GOAL
Track down the lines that contain "after" and copy them.

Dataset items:
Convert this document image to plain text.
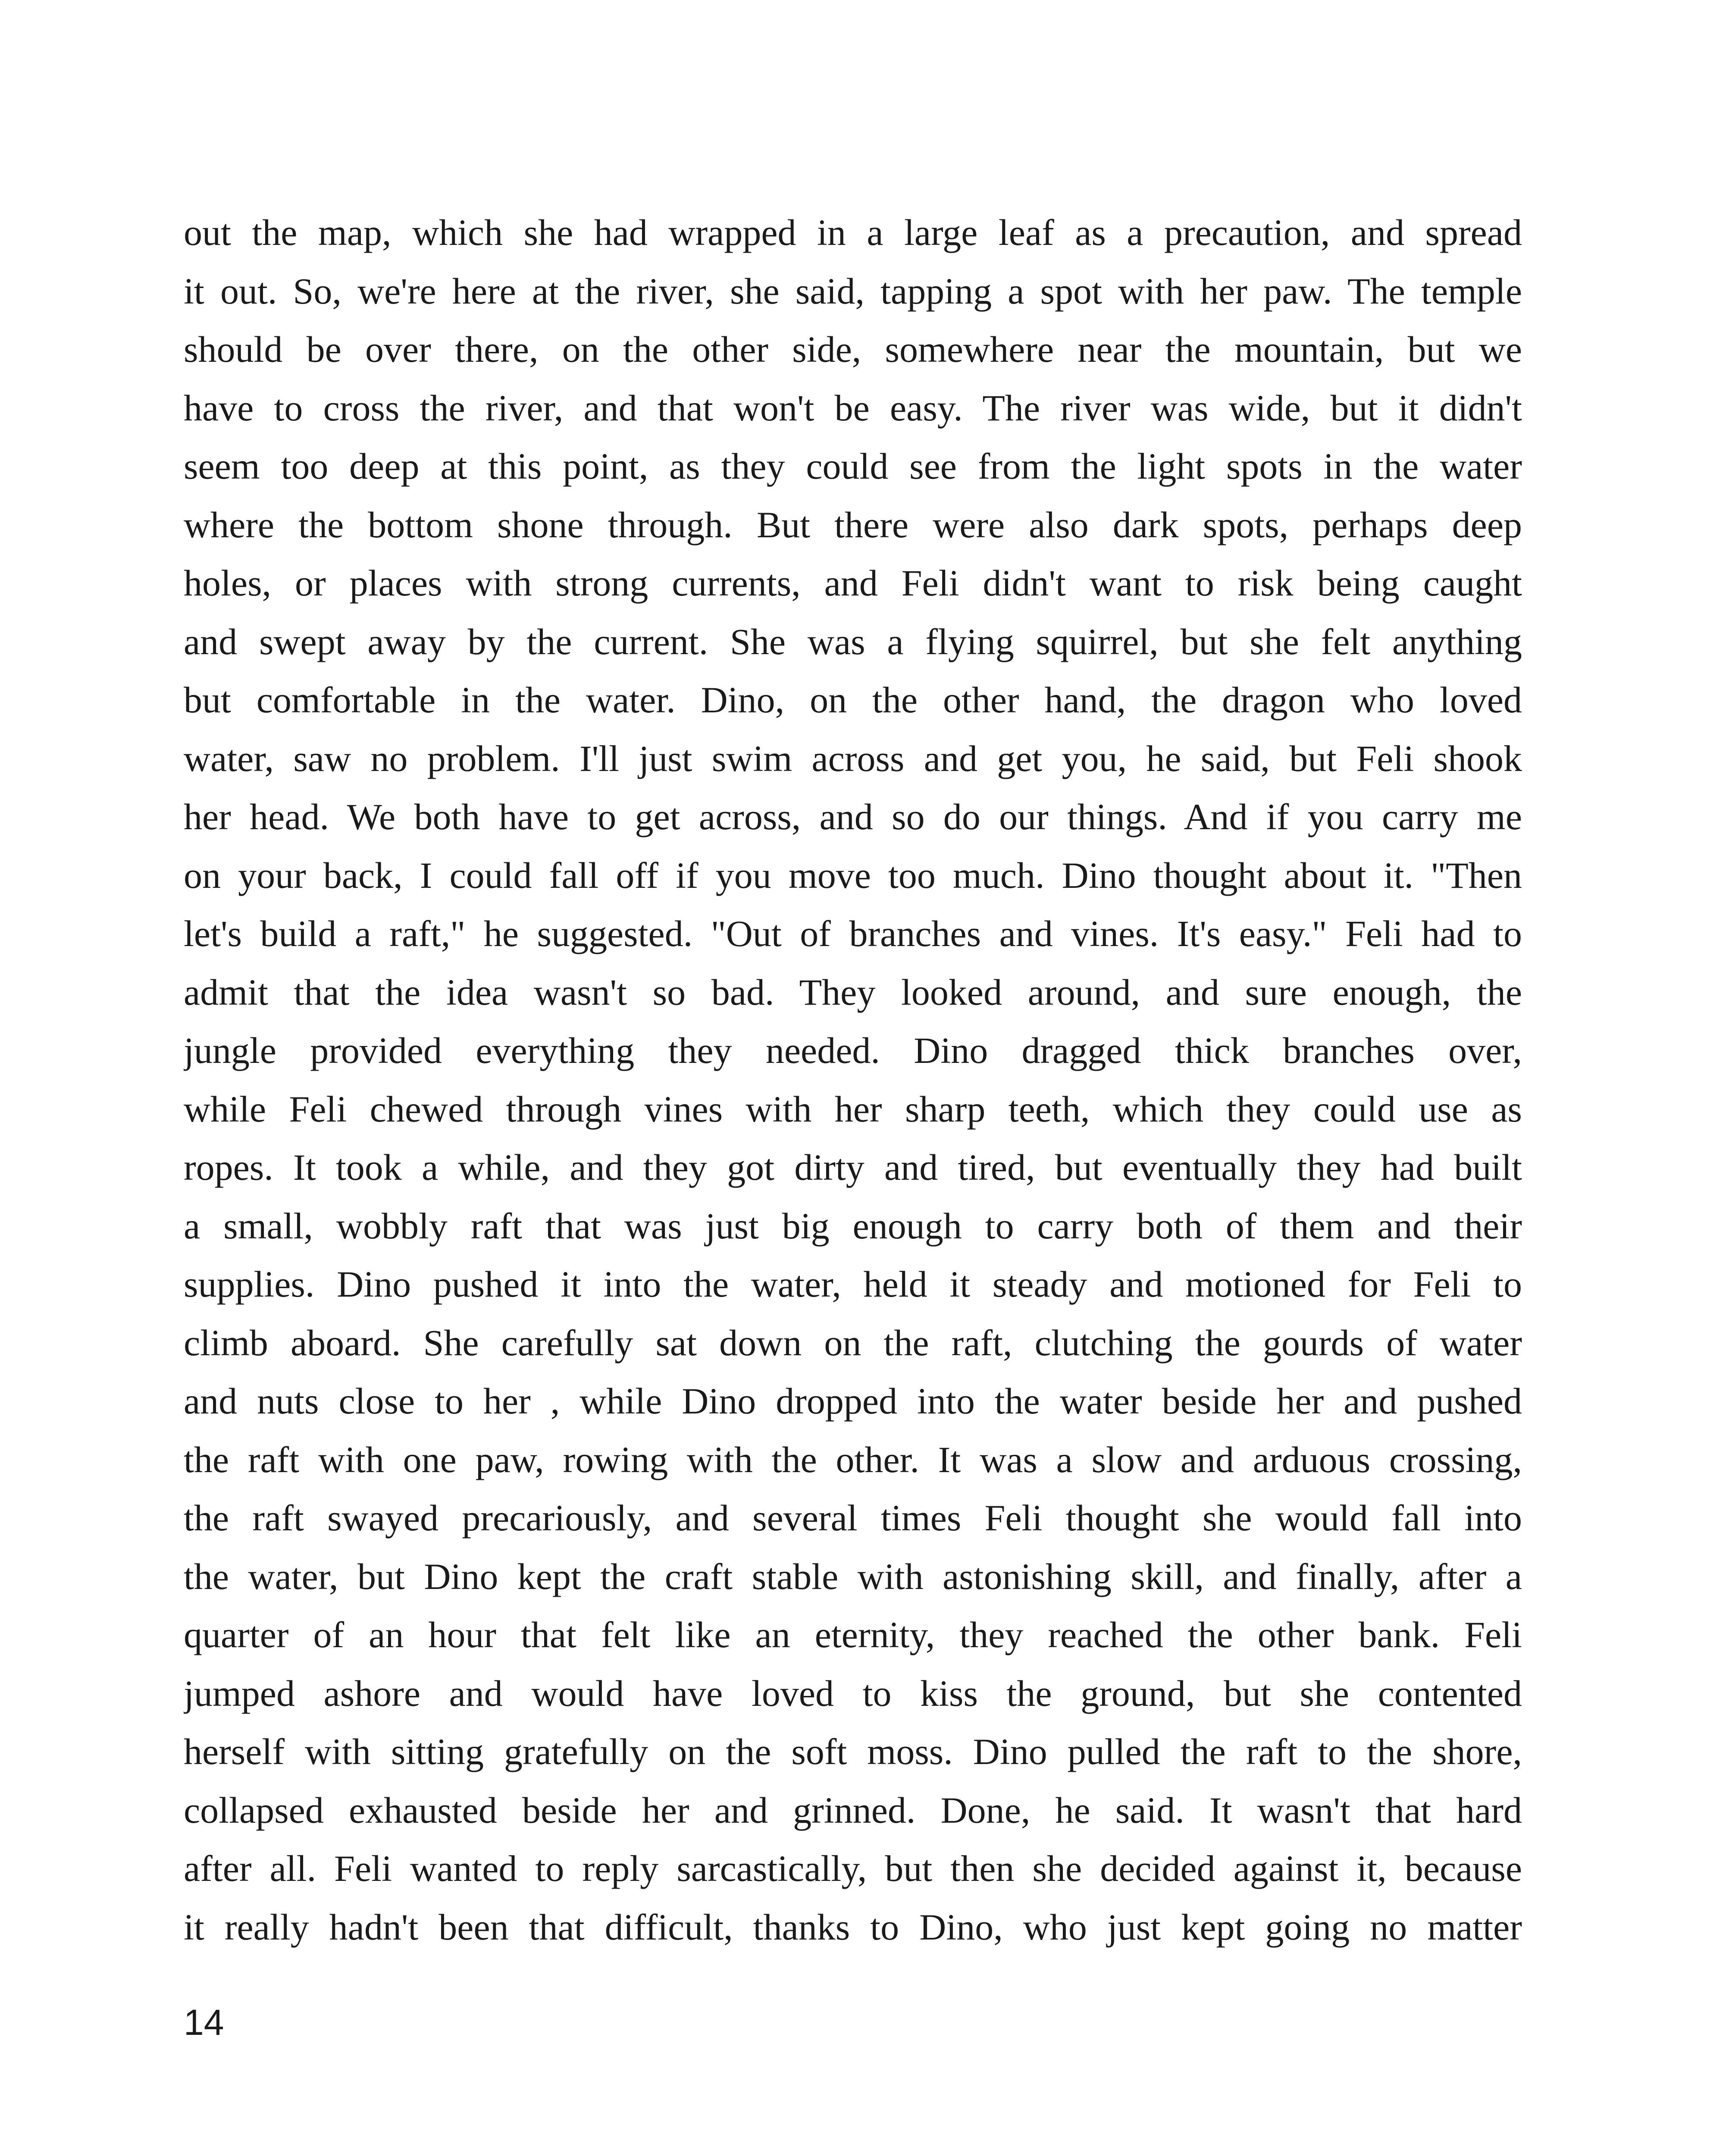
out the map, which she had wrapped in a large leaf as a precaution, and spread
it out. So, we're here at the river, she said, tapping a spot with her paw. The temple
should be over there, on the other side, somewhere near the mountain, but we
have to cross the river, and that won't be easy. The river was wide, but it didn't
seem too deep at this point, as they could see from the light spots in the water
where the bottom shone through. But there were also dark spots, perhaps deep
holes, or places with strong currents, and Feli didn't want to risk being caught
and swept away by the current. She was a flying squirrel, but she felt anything
but comfortable in the water. Dino, on the other hand, the dragon who loved
water, saw no problem. I'll just swim across and get you, he said, but Feli shook
her head. We both have to get across, and so do our things. And if you carry me
on your back, I could fall off if you move too much. Dino thought about it. "Then
let's build a raft," he suggested. "Out of branches and vines. It's easy." Feli had to
admit that the idea wasn't so bad. They looked around, and sure enough, the
jungle provided everything they needed. Dino dragged thick branches over,
while Feli chewed through vines with her sharp teeth, which they could use as
ropes. It took a while, and they got dirty and tired, but eventually they had built
a small, wobbly raft that was just big enough to carry both of them and their
supplies. Dino pushed it into the water, held it steady and motioned for Feli to
climb aboard. She carefully sat down on the raft, clutching the gourds of water
and nuts close to her , while Dino dropped into the water beside her and pushed
the raft with one paw, rowing with the other. It was a slow and arduous crossing,
the raft swayed precariously, and several times Feli thought she would fall into
the water, but Dino kept the craft stable with astonishing skill, and finally, after a
quarter of an hour that felt like an eternity, they reached the other bank. Feli
jumped ashore and would have loved to kiss the ground, but she contented
herself with sitting gratefully on the soft moss. Dino pulled the raft to the shore,
collapsed exhausted beside her and grinned. Done, he said. It wasn't that hard
after all. Feli wanted to reply sarcastically, but then she decided against it, because
it really hadn't been that difficult, thanks to Dino, who just kept going no matter

14
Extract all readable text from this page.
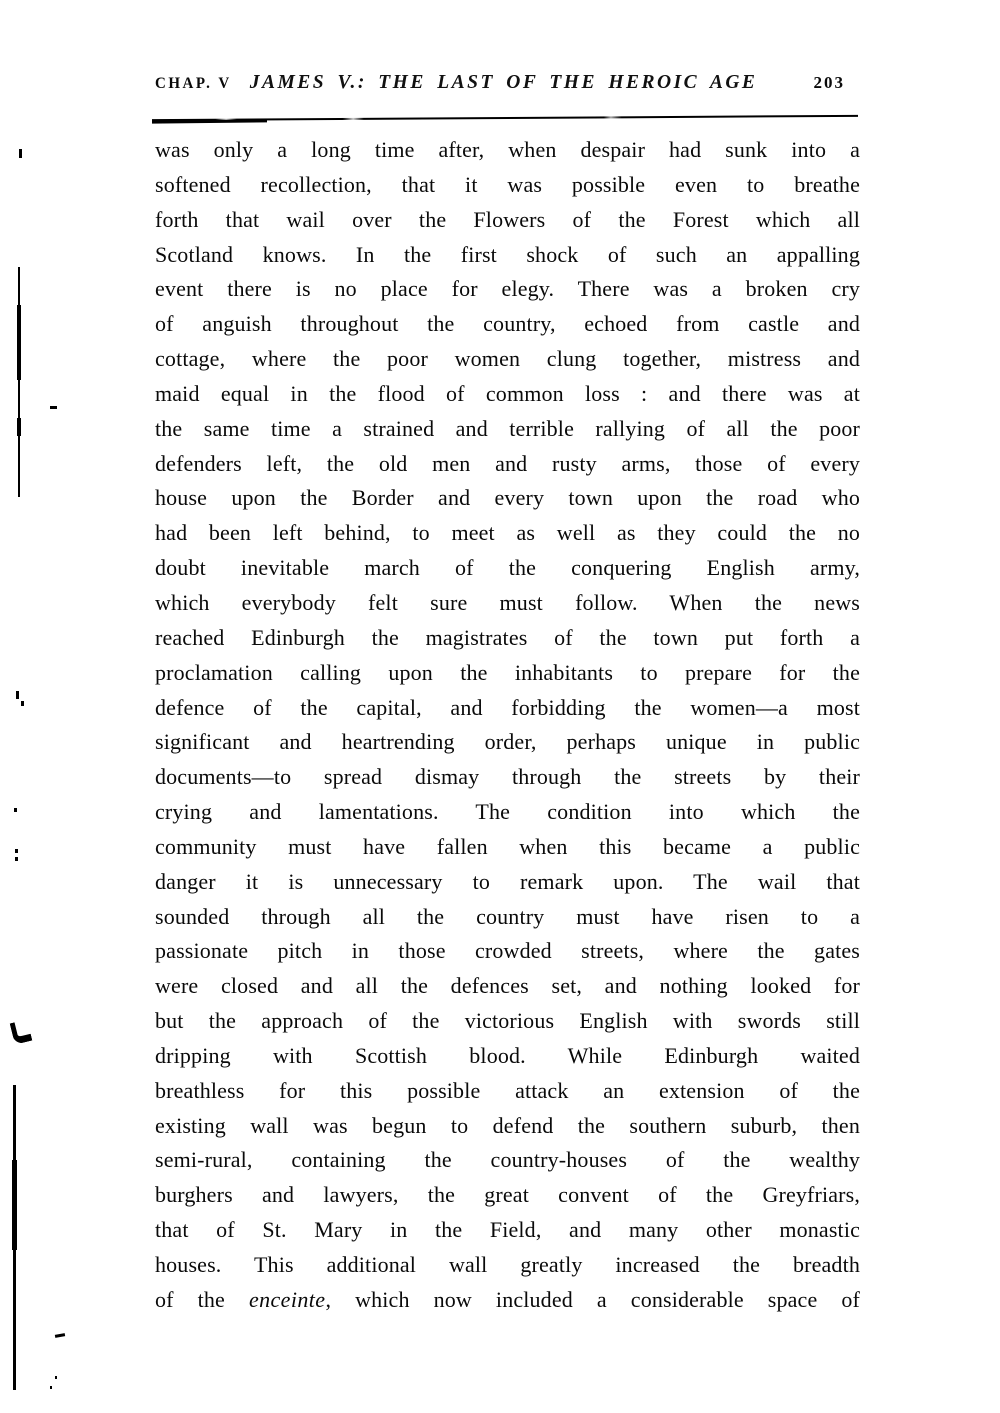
CHAP. V JAMES V.: THE LAST OF THE HEROIC AGE	203
was only a long time after, when despair had sunk into a
softened recollection, that it was possible even to breathe
forth that wail over the Flowers of the Forest which all
Scotland knows. In the first shock of such an appalling
event there is no place for elegy. There was a broken cry
of anguish throughout the country, echoed from castle and
cottage, where the poor women clung together, mistress and
maid equal in the flood of common loss : and there was at
the same time a strained and terrible rallying of all the poor
defenders left, the old men and rusty arms, those of every
house upon the Border and every town upon the road who
had been left behind, to meet as well as they could the no
doubt inevitable march of the conquering English army,
which everybody felt sure must follow. When the news
reached Edinburgh the magistrates of the town put forth a
proclamation calling upon the inhabitants to prepare for the
defence of the capital, and forbidding the women—a most
significant and heartrending order, perhaps unique in public
documents—to spread dismay through the streets by their
crying and lamentations. The condition into which the
community must have fallen when this became a public
danger it is unnecessary to remark upon. The wail that
sounded through all the country must have risen to a
passionate pitch in those crowded streets, where the gates
were closed and all the defences set, and nothing looked for
but the approach of the victorious English with swords still
dripping with Scottish blood. While Edinburgh waited
breathless for this possible attack an extension of the
existing wall was begun to defend the southern suburb, then
semi-rural, containing the country-houses of the wealthy
burghers and lawyers, the great convent of the Greyfriars,
that of St. Mary in the Field, and many other monastic
houses. This additional wall greatly increased the breadth
of the enceinte, which now included a considerable space of
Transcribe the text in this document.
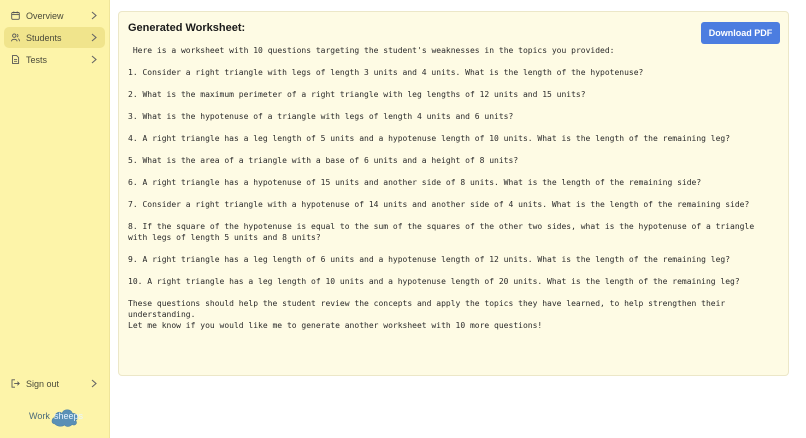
Overview
Students
Tests
Sign out
Work sheeps
Generated Worksheet:	Download PDF
Here is a worksheet with 10 questions targeting the student's weaknesses in the topics you provided:
1. Consider a right triangle with legs of length 3 units and 4 units. What is the length of the hypotenuse?
2. What is the maximum perimeter of a right triangle with leg lengths of 12 units and 15 units?
3. What is the hypotenuse of a triangle with legs of length 4 units and 6 units?
4. A right triangle has a leg length of 5 units and a hypotenuse length of 10 units. What is the length of the remaining leg?
5. What is the area of a triangle with a base of 6 units and a height of 8 units?
6. A right triangle has a hypotenuse of 15 units and another side of 8 units. What is the length of the remaining side?
7. Consider a right triangle with a hypotenuse of 14 units and another side of 4 units. What is the length of the remaining side?
8. If the square of the hypotenuse is equal to the sum of the squares of the other two sides, what is the hypotenuse of a triangle with legs of length 5 units and 8 units?
9. A right triangle has a leg length of 6 units and a hypotenuse length of 12 units. What is the length of the remaining leg?
10. A right triangle has a leg length of 10 units and a hypotenuse length of 20 units. What is the length of the remaining leg?
These questions should help the student review the concepts and apply the topics they have learned, to help strengthen their understanding.
Let me know if you would like me to generate another worksheet with 10 more questions!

SOLVED EXERCISE
the water, but Dino kept the craft stable with astonishing skill, and finally, after a
after all. Feli wanted to reply sarcastically, but then she decided against it, because
was only a long time after, when despair had sunk into a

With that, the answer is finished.